>>>>>

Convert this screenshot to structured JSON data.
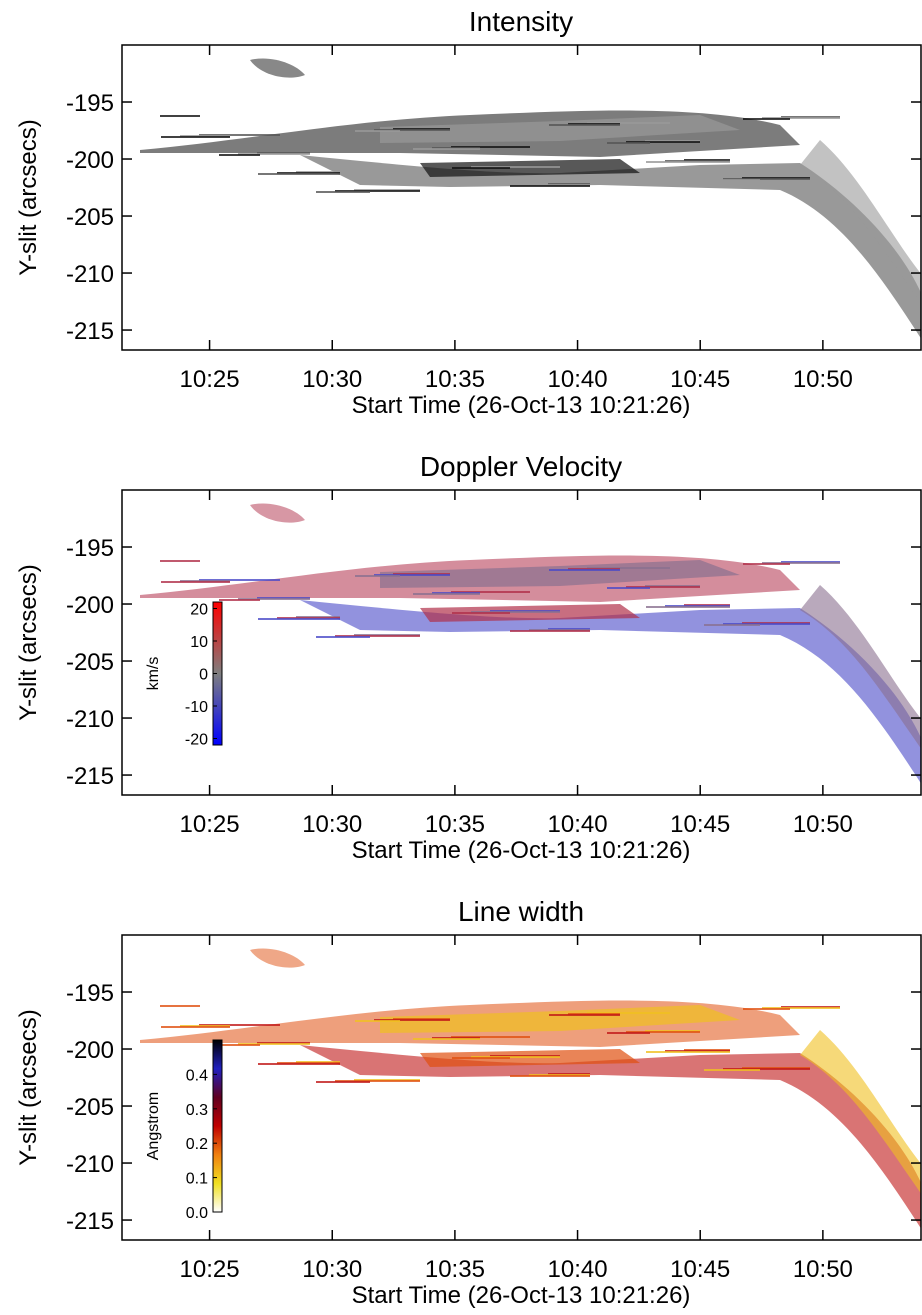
{
  "chart_data": [
    {
      "type": "heatmap",
      "title": "Intensity",
      "x_label": "Start Time (26-Oct-13 10:21:26)",
      "y_label": "Y-slit (arcsecs)",
      "xlim": [
        21.43,
        54
      ],
      "xticks": [
        {
          "value": 25,
          "label": "10:25"
        },
        {
          "value": 30,
          "label": "10:30"
        },
        {
          "value": 35,
          "label": "10:35"
        },
        {
          "value": 40,
          "label": "10:40"
        },
        {
          "value": 45,
          "label": "10:45"
        },
        {
          "value": 50,
          "label": "10:50"
        }
      ],
      "ylim": [
        -216.75,
        -190
      ],
      "yticks": [
        -215,
        -210,
        -205,
        -200,
        -195
      ],
      "colors": [
        "#111111",
        "#555555",
        "#999999"
      ]
    },
    {
      "type": "heatmap",
      "title": "Doppler Velocity",
      "x_label": "Start Time (26-Oct-13 10:21:26)",
      "y_label": "Y-slit (arcsecs)",
      "xlim": [
        21.43,
        54
      ],
      "xticks": [
        {
          "value": 25,
          "label": "10:25"
        },
        {
          "value": 30,
          "label": "10:30"
        },
        {
          "value": 35,
          "label": "10:35"
        },
        {
          "value": 40,
          "label": "10:40"
        },
        {
          "value": 45,
          "label": "10:45"
        },
        {
          "value": 50,
          "label": "10:50"
        }
      ],
      "ylim": [
        -216.75,
        -190
      ],
      "yticks": [
        -215,
        -210,
        -205,
        -200,
        -195
      ],
      "colors": [
        "#b0304a",
        "#4a4ac8",
        "#8a7090"
      ],
      "colorbar": {
        "label": "km/s",
        "lim": [
          -22,
          22
        ],
        "ticks": [
          20,
          10,
          0,
          -10,
          -20
        ],
        "colors": [
          "#0000ff",
          "#7f7f7f",
          "#ff0000"
        ]
      }
    },
    {
      "type": "heatmap",
      "title": "Line width",
      "x_label": "Start Time (26-Oct-13 10:21:26)",
      "y_label": "Y-slit (arcsecs)",
      "xlim": [
        21.43,
        54
      ],
      "xticks": [
        {
          "value": 25,
          "label": "10:25"
        },
        {
          "value": 30,
          "label": "10:30"
        },
        {
          "value": 35,
          "label": "10:35"
        },
        {
          "value": 40,
          "label": "10:40"
        },
        {
          "value": 45,
          "label": "10:45"
        },
        {
          "value": 50,
          "label": "10:50"
        }
      ],
      "ylim": [
        -216.75,
        -190
      ],
      "yticks": [
        -215,
        -210,
        -205,
        -200,
        -195
      ],
      "colors": [
        "#e05010",
        "#c01818",
        "#f0c020"
      ],
      "colorbar": {
        "label": "Angstrom",
        "lim": [
          0,
          0.5
        ],
        "ticks": [
          {
            "value": 0.4,
            "label": "0.4"
          },
          {
            "value": 0.3,
            "label": "0.3"
          },
          {
            "value": 0.2,
            "label": "0.2"
          },
          {
            "value": 0.1,
            "label": "0.1"
          },
          {
            "value": 0,
            "label": "0.0"
          }
        ],
        "colors": [
          "#ffffff",
          "#f0e020",
          "#f08010",
          "#c00000",
          "#600020",
          "#2020c0",
          "#000000"
        ]
      }
    }
  ]
}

<<<<<

Output, exactly, all the records above; include no pictures.

:: Written solution ::
Convert this screenshot to structured JSON data.
{
  "chart_data": [
    {
      "type": "heatmap",
      "title": "Intensity",
      "x_label": "Start Time (26-Oct-13 10:21:26)",
      "y_label": "Y-slit (arcsecs)",
      "xlim": [
        21.43,
        54
      ],
      "xticks": [
        {
          "value": 25,
          "label": "10:25"
        },
        {
          "value": 30,
          "label": "10:30"
        },
        {
          "value": 35,
          "label": "10:35"
        },
        {
          "value": 40,
          "label": "10:40"
        },
        {
          "value": 45,
          "label": "10:45"
        },
        {
          "value": 50,
          "label": "10:50"
        }
      ],
      "ylim": [
        -216.75,
        -190
      ],
      "yticks": [
        -215,
        -210,
        -205,
        -200,
        -195
      ],
      "colors": [
        "#111111",
        "#555555",
        "#999999"
      ]
    },
    {
      "type": "heatmap",
      "title": "Doppler Velocity",
      "x_label": "Start Time (26-Oct-13 10:21:26)",
      "y_label": "Y-slit (arcsecs)",
      "xlim": [
        21.43,
        54
      ],
      "xticks": [
        {
          "value": 25,
          "label": "10:25"
        },
        {
          "value": 30,
          "label": "10:30"
        },
        {
          "value": 35,
          "label": "10:35"
        },
        {
          "value": 40,
          "label": "10:40"
        },
        {
          "value": 45,
          "label": "10:45"
        },
        {
          "value": 50,
          "label": "10:50"
        }
      ],
      "ylim": [
        -216.75,
        -190
      ],
      "yticks": [
        -215,
        -210,
        -205,
        -200,
        -195
      ],
      "colors": [
        "#b0304a",
        "#4a4ac8",
        "#8a7090"
      ],
      "colorbar": {
        "label": "km/s",
        "lim": [
          -22,
          22
        ],
        "ticks": [
          20,
          10,
          0,
          -10,
          -20
        ],
        "colors": [
          "#0000ff",
          "#7f7f7f",
          "#ff0000"
        ]
      }
    },
    {
      "type": "heatmap",
      "title": "Line width",
      "x_label": "Start Time (26-Oct-13 10:21:26)",
      "y_label": "Y-slit (arcsecs)",
      "xlim": [
        21.43,
        54
      ],
      "xticks": [
        {
          "value": 25,
          "label": "10:25"
        },
        {
          "value": 30,
          "label": "10:30"
        },
        {
          "value": 35,
          "label": "10:35"
        },
        {
          "value": 40,
          "label": "10:40"
        },
        {
          "value": 45,
          "label": "10:45"
        },
        {
          "value": 50,
          "label": "10:50"
        }
      ],
      "ylim": [
        -216.75,
        -190
      ],
      "yticks": [
        -215,
        -210,
        -205,
        -200,
        -195
      ],
      "colors": [
        "#e05010",
        "#c01818",
        "#f0c020"
      ],
      "colorbar": {
        "label": "Angstrom",
        "lim": [
          0,
          0.5
        ],
        "ticks": [
          {
            "value": 0.4,
            "label": "0.4"
          },
          {
            "value": 0.3,
            "label": "0.3"
          },
          {
            "value": 0.2,
            "label": "0.2"
          },
          {
            "value": 0.1,
            "label": "0.1"
          },
          {
            "value": 0,
            "label": "0.0"
          }
        ],
        "colors": [
          "#ffffff",
          "#f0e020",
          "#f08010",
          "#c00000",
          "#600020",
          "#2020c0",
          "#000000"
        ]
      }
    }
  ]
}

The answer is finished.